● WHAT IS NEEDED
In the copy, include every entry exactly but none of the pictures.

● Figure dataset records
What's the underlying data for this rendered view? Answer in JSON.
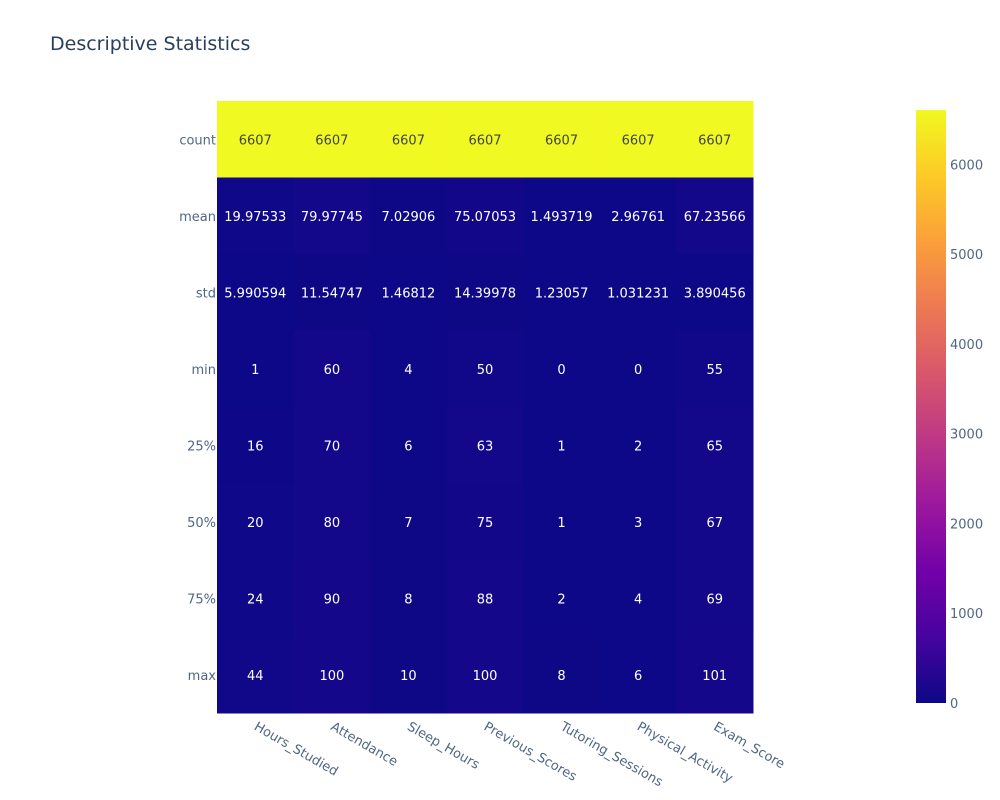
{
  "chart_data": {
    "type": "heatmap",
    "title": "Descriptive Statistics",
    "x": [
      "Hours_Studied",
      "Attendance",
      "Sleep_Hours",
      "Previous_Scores",
      "Tutoring_Sessions",
      "Physical_Activity",
      "Exam_Score"
    ],
    "y": [
      "count",
      "mean",
      "std",
      "min",
      "25%",
      "50%",
      "75%",
      "max"
    ],
    "z": [
      [
        6607,
        6607,
        6607,
        6607,
        6607,
        6607,
        6607
      ],
      [
        19.97533,
        79.97745,
        7.02906,
        75.07053,
        1.493719,
        2.96761,
        67.23566
      ],
      [
        5.990594,
        11.54747,
        1.46812,
        14.39978,
        1.23057,
        1.031231,
        3.890456
      ],
      [
        1,
        60,
        4,
        50,
        0,
        0,
        55
      ],
      [
        16,
        70,
        6,
        63,
        1,
        2,
        65
      ],
      [
        20,
        80,
        7,
        75,
        1,
        3,
        67
      ],
      [
        24,
        90,
        8,
        88,
        2,
        4,
        69
      ],
      [
        44,
        100,
        10,
        100,
        8,
        6,
        101
      ]
    ],
    "text": [
      [
        "6607",
        "6607",
        "6607",
        "6607",
        "6607",
        "6607",
        "6607"
      ],
      [
        "19.97533",
        "79.97745",
        "7.02906",
        "75.07053",
        "1.493719",
        "2.96761",
        "67.23566"
      ],
      [
        "5.990594",
        "11.54747",
        "1.46812",
        "14.39978",
        "1.23057",
        "1.031231",
        "3.890456"
      ],
      [
        "1",
        "60",
        "4",
        "50",
        "0",
        "0",
        "55"
      ],
      [
        "16",
        "70",
        "6",
        "63",
        "1",
        "2",
        "65"
      ],
      [
        "20",
        "80",
        "7",
        "75",
        "1",
        "3",
        "67"
      ],
      [
        "24",
        "90",
        "8",
        "88",
        "2",
        "4",
        "69"
      ],
      [
        "44",
        "100",
        "10",
        "100",
        "8",
        "6",
        "101"
      ]
    ],
    "zrange": [
      0,
      6607
    ],
    "colorbar": {
      "ticks": [
        0,
        1000,
        2000,
        3000,
        4000,
        5000,
        6000
      ],
      "tick_labels": [
        "0",
        "1000",
        "2000",
        "3000",
        "4000",
        "5000",
        "6000"
      ]
    },
    "colorscale": [
      "#0d0887",
      "#46039f",
      "#7201a8",
      "#9c179e",
      "#bd3786",
      "#d8576b",
      "#ed7953",
      "#fb9f3a",
      "#fdca26",
      "#f0f921"
    ],
    "grid": false
  }
}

● ANSWER TO THE TASK
What's the underlying data for this rendered view? Answer in JSON.
{
  "chart_data": {
    "type": "heatmap",
    "title": "Descriptive Statistics",
    "x": [
      "Hours_Studied",
      "Attendance",
      "Sleep_Hours",
      "Previous_Scores",
      "Tutoring_Sessions",
      "Physical_Activity",
      "Exam_Score"
    ],
    "y": [
      "count",
      "mean",
      "std",
      "min",
      "25%",
      "50%",
      "75%",
      "max"
    ],
    "z": [
      [
        6607,
        6607,
        6607,
        6607,
        6607,
        6607,
        6607
      ],
      [
        19.97533,
        79.97745,
        7.02906,
        75.07053,
        1.493719,
        2.96761,
        67.23566
      ],
      [
        5.990594,
        11.54747,
        1.46812,
        14.39978,
        1.23057,
        1.031231,
        3.890456
      ],
      [
        1,
        60,
        4,
        50,
        0,
        0,
        55
      ],
      [
        16,
        70,
        6,
        63,
        1,
        2,
        65
      ],
      [
        20,
        80,
        7,
        75,
        1,
        3,
        67
      ],
      [
        24,
        90,
        8,
        88,
        2,
        4,
        69
      ],
      [
        44,
        100,
        10,
        100,
        8,
        6,
        101
      ]
    ],
    "text": [
      [
        "6607",
        "6607",
        "6607",
        "6607",
        "6607",
        "6607",
        "6607"
      ],
      [
        "19.97533",
        "79.97745",
        "7.02906",
        "75.07053",
        "1.493719",
        "2.96761",
        "67.23566"
      ],
      [
        "5.990594",
        "11.54747",
        "1.46812",
        "14.39978",
        "1.23057",
        "1.031231",
        "3.890456"
      ],
      [
        "1",
        "60",
        "4",
        "50",
        "0",
        "0",
        "55"
      ],
      [
        "16",
        "70",
        "6",
        "63",
        "1",
        "2",
        "65"
      ],
      [
        "20",
        "80",
        "7",
        "75",
        "1",
        "3",
        "67"
      ],
      [
        "24",
        "90",
        "8",
        "88",
        "2",
        "4",
        "69"
      ],
      [
        "44",
        "100",
        "10",
        "100",
        "8",
        "6",
        "101"
      ]
    ],
    "zrange": [
      0,
      6607
    ],
    "colorbar": {
      "ticks": [
        0,
        1000,
        2000,
        3000,
        4000,
        5000,
        6000
      ],
      "tick_labels": [
        "0",
        "1000",
        "2000",
        "3000",
        "4000",
        "5000",
        "6000"
      ]
    },
    "colorscale": [
      "#0d0887",
      "#46039f",
      "#7201a8",
      "#9c179e",
      "#bd3786",
      "#d8576b",
      "#ed7953",
      "#fb9f3a",
      "#fdca26",
      "#f0f921"
    ],
    "grid": false
  }
}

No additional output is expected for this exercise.